▶ INSTRUCTIONS FOR THE TASK:
Reproduce each line exactly. Skip none.

▶ EXERCISE MATERIALS:

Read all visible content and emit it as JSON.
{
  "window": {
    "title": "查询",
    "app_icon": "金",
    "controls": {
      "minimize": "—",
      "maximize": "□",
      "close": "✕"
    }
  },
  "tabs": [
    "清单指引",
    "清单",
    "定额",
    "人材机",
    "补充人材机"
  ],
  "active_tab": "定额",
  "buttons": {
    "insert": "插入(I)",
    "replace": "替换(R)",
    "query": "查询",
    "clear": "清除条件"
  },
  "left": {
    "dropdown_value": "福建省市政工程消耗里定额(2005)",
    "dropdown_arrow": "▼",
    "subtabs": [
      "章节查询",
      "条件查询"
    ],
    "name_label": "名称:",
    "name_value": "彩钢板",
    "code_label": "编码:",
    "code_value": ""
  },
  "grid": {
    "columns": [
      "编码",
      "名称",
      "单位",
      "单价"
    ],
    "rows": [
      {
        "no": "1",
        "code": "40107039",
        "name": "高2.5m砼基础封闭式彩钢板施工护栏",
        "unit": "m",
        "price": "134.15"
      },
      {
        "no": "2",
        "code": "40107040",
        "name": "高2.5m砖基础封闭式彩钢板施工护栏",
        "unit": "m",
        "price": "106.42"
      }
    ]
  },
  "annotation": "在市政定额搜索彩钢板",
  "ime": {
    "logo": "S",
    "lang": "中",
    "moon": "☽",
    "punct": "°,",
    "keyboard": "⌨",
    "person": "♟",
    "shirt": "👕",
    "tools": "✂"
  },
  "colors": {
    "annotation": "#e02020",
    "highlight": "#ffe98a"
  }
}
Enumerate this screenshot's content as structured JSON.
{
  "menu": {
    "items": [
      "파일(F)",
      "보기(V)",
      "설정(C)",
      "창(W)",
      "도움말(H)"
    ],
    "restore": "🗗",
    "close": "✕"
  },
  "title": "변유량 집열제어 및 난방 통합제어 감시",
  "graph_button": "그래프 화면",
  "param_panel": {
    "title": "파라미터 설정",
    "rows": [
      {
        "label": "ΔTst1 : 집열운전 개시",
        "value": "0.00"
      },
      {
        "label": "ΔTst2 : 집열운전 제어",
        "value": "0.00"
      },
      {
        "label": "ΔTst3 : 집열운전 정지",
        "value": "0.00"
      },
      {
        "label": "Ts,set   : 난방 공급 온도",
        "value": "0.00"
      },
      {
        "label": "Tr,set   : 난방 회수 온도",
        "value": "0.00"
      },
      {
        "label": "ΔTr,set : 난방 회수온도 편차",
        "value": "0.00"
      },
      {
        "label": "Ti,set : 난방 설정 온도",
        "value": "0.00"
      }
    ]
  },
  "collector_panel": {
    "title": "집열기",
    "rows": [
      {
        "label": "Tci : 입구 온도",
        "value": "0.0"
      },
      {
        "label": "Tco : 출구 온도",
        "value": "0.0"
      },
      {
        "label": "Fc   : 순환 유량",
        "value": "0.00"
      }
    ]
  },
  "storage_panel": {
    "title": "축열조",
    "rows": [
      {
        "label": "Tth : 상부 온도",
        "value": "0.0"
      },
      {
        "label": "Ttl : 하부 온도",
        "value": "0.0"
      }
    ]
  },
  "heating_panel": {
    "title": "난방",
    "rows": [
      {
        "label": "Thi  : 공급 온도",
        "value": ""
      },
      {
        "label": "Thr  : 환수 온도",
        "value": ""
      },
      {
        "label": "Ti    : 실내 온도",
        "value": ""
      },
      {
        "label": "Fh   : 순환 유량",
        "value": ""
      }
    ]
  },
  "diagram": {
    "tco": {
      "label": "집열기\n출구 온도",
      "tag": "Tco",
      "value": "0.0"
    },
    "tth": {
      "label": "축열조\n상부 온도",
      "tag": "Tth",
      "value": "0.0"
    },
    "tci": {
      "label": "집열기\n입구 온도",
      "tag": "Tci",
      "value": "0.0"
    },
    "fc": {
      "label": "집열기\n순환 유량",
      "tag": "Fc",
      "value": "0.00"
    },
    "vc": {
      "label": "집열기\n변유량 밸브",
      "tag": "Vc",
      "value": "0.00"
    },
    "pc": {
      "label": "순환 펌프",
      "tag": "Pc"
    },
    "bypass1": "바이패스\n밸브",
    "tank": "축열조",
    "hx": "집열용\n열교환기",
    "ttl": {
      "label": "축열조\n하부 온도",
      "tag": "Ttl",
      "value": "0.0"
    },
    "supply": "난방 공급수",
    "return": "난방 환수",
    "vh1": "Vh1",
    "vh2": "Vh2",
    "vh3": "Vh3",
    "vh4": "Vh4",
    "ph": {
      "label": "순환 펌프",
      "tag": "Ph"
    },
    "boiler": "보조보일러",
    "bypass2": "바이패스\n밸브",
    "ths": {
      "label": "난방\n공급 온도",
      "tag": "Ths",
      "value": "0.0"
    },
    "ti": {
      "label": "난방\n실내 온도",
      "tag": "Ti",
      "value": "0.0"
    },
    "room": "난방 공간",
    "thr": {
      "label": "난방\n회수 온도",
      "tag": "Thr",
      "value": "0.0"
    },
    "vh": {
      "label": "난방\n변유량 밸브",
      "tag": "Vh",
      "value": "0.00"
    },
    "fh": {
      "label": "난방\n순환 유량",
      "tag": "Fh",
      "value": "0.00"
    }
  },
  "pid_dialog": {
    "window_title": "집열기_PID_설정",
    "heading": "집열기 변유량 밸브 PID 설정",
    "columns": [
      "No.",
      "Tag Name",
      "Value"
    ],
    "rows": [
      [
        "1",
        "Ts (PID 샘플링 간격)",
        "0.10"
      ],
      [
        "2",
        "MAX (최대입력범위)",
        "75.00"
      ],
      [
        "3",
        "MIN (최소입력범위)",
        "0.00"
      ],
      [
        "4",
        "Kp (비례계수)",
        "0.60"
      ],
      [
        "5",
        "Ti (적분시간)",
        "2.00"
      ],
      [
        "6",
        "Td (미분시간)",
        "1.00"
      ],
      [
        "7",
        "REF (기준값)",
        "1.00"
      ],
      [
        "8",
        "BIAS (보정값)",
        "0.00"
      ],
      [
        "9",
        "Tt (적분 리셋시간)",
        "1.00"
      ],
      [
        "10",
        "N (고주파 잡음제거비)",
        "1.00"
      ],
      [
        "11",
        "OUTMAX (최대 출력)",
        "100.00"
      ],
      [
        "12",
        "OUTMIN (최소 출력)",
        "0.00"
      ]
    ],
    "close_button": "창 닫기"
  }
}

▶ RIGHT ANSWER:
Read all visible content and emit it as JSON.
{
  "window": {
    "title": "查询",
    "app_icon": "金",
    "controls": {
      "minimize": "—",
      "maximize": "□",
      "close": "✕"
    }
  },
  "tabs": [
    "清单指引",
    "清单",
    "定额",
    "人材机",
    "补充人材机"
  ],
  "active_tab": "定额",
  "buttons": {
    "insert": "插入(I)",
    "replace": "替换(R)",
    "query": "查询",
    "clear": "清除条件"
  },
  "left": {
    "dropdown_value": "福建省市政工程消耗里定额(2005)",
    "dropdown_arrow": "▼",
    "subtabs": [
      "章节查询",
      "条件查询"
    ],
    "name_label": "名称:",
    "name_value": "彩钢板",
    "code_label": "编码:",
    "code_value": ""
  },
  "grid": {
    "columns": [
      "编码",
      "名称",
      "单位",
      "单价"
    ],
    "rows": [
      {
        "no": "1",
        "code": "40107039",
        "name": "高2.5m砼基础封闭式彩钢板施工护栏",
        "unit": "m",
        "price": "134.15"
      },
      {
        "no": "2",
        "code": "40107040",
        "name": "高2.5m砖基础封闭式彩钢板施工护栏",
        "unit": "m",
        "price": "106.42"
      }
    ]
  },
  "annotation": "在市政定额搜索彩钢板",
  "ime": {
    "logo": "S",
    "lang": "中",
    "moon": "☽",
    "punct": "°,",
    "keyboard": "⌨",
    "person": "♟",
    "shirt": "👕",
    "tools": "✂"
  },
  "colors": {
    "annotation": "#e02020",
    "highlight": "#ffe98a"
  }
}
Enumerate this screenshot's content as structured JSON.
{
  "menu": {
    "items": [
      "파일(F)",
      "보기(V)",
      "설정(C)",
      "창(W)",
      "도움말(H)"
    ],
    "restore": "🗗",
    "close": "✕"
  },
  "title": "변유량 집열제어 및 난방 통합제어 감시",
  "graph_button": "그래프 화면",
  "param_panel": {
    "title": "파라미터 설정",
    "rows": [
      {
        "label": "ΔTst1 : 집열운전 개시",
        "value": "0.00"
      },
      {
        "label": "ΔTst2 : 집열운전 제어",
        "value": "0.00"
      },
      {
        "label": "ΔTst3 : 집열운전 정지",
        "value": "0.00"
      },
      {
        "label": "Ts,set   : 난방 공급 온도",
        "value": "0.00"
      },
      {
        "label": "Tr,set   : 난방 회수 온도",
        "value": "0.00"
      },
      {
        "label": "ΔTr,set : 난방 회수온도 편차",
        "value": "0.00"
      },
      {
        "label": "Ti,set : 난방 설정 온도",
        "value": "0.00"
      }
    ]
  },
  "collector_panel": {
    "title": "집열기",
    "rows": [
      {
        "label": "Tci : 입구 온도",
        "value": "0.0"
      },
      {
        "label": "Tco : 출구 온도",
        "value": "0.0"
      },
      {
        "label": "Fc   : 순환 유량",
        "value": "0.00"
      }
    ]
  },
  "storage_panel": {
    "title": "축열조",
    "rows": [
      {
        "label": "Tth : 상부 온도",
        "value": "0.0"
      },
      {
        "label": "Ttl : 하부 온도",
        "value": "0.0"
      }
    ]
  },
  "heating_panel": {
    "title": "난방",
    "rows": [
      {
        "label": "Thi  : 공급 온도",
        "value": ""
      },
      {
        "label": "Thr  : 환수 온도",
        "value": ""
      },
      {
        "label": "Ti    : 실내 온도",
        "value": ""
      },
      {
        "label": "Fh   : 순환 유량",
        "value": ""
      }
    ]
  },
  "diagram": {
    "tco": {
      "label": "집열기\n출구 온도",
      "tag": "Tco",
      "value": "0.0"
    },
    "tth": {
      "label": "축열조\n상부 온도",
      "tag": "Tth",
      "value": "0.0"
    },
    "tci": {
      "label": "집열기\n입구 온도",
      "tag": "Tci",
      "value": "0.0"
    },
    "fc": {
      "label": "집열기\n순환 유량",
      "tag": "Fc",
      "value": "0.00"
    },
    "vc": {
      "label": "집열기\n변유량 밸브",
      "tag": "Vc",
      "value": "0.00"
    },
    "pc": {
      "label": "순환 펌프",
      "tag": "Pc"
    },
    "bypass1": "바이패스\n밸브",
    "tank": "축열조",
    "hx": "집열용\n열교환기",
    "ttl": {
      "label": "축열조\n하부 온도",
      "tag": "Ttl",
      "value": "0.0"
    },
    "supply": "난방 공급수",
    "return": "난방 환수",
    "vh1": "Vh1",
    "vh2": "Vh2",
    "vh3": "Vh3",
    "vh4": "Vh4",
    "ph": {
      "label": "순환 펌프",
      "tag": "Ph"
    },
    "boiler": "보조보일러",
    "bypass2": "바이패스\n밸브",
    "ths": {
      "label": "난방\n공급 온도",
      "tag": "Ths",
      "value": "0.0"
    },
    "ti": {
      "label": "난방\n실내 온도",
      "tag": "Ti",
      "value": "0.0"
    },
    "room": "난방 공간",
    "thr": {
      "label": "난방\n회수 온도",
      "tag": "Thr",
      "value": "0.0"
    },
    "vh": {
      "label": "난방\n변유량 밸브",
      "tag": "Vh",
      "value": "0.00"
    },
    "fh": {
      "label": "난방\n순환 유량",
      "tag": "Fh",
      "value": "0.00"
    }
  },
  "pid_dialog": {
    "window_title": "집열기_PID_설정",
    "heading": "집열기 변유량 밸브 PID 설정",
    "columns": [
      "No.",
      "Tag Name",
      "Value"
    ],
    "rows": [
      [
        "1",
        "Ts (PID 샘플링 간격)",
        "0.10"
      ],
      [
        "2",
        "MAX (최대입력범위)",
        "75.00"
      ],
      [
        "3",
        "MIN (최소입력범위)",
        "0.00"
      ],
      [
        "4",
        "Kp (비례계수)",
        "0.60"
      ],
      [
        "5",
        "Ti (적분시간)",
        "2.00"
      ],
      [
        "6",
        "Td (미분시간)",
        "1.00"
      ],
      [
        "7",
        "REF (기준값)",
        "1.00"
      ],
      [
        "8",
        "BIAS (보정값)",
        "0.00"
      ],
      [
        "9",
        "Tt (적분 리셋시간)",
        "1.00"
      ],
      [
        "10",
        "N (고주파 잡음제거비)",
        "1.00"
      ],
      [
        "11",
        "OUTMAX (최대 출력)",
        "100.00"
      ],
      [
        "12",
        "OUTMIN (최소 출력)",
        "0.00"
      ]
    ],
    "close_button": "창 닫기"
  }
}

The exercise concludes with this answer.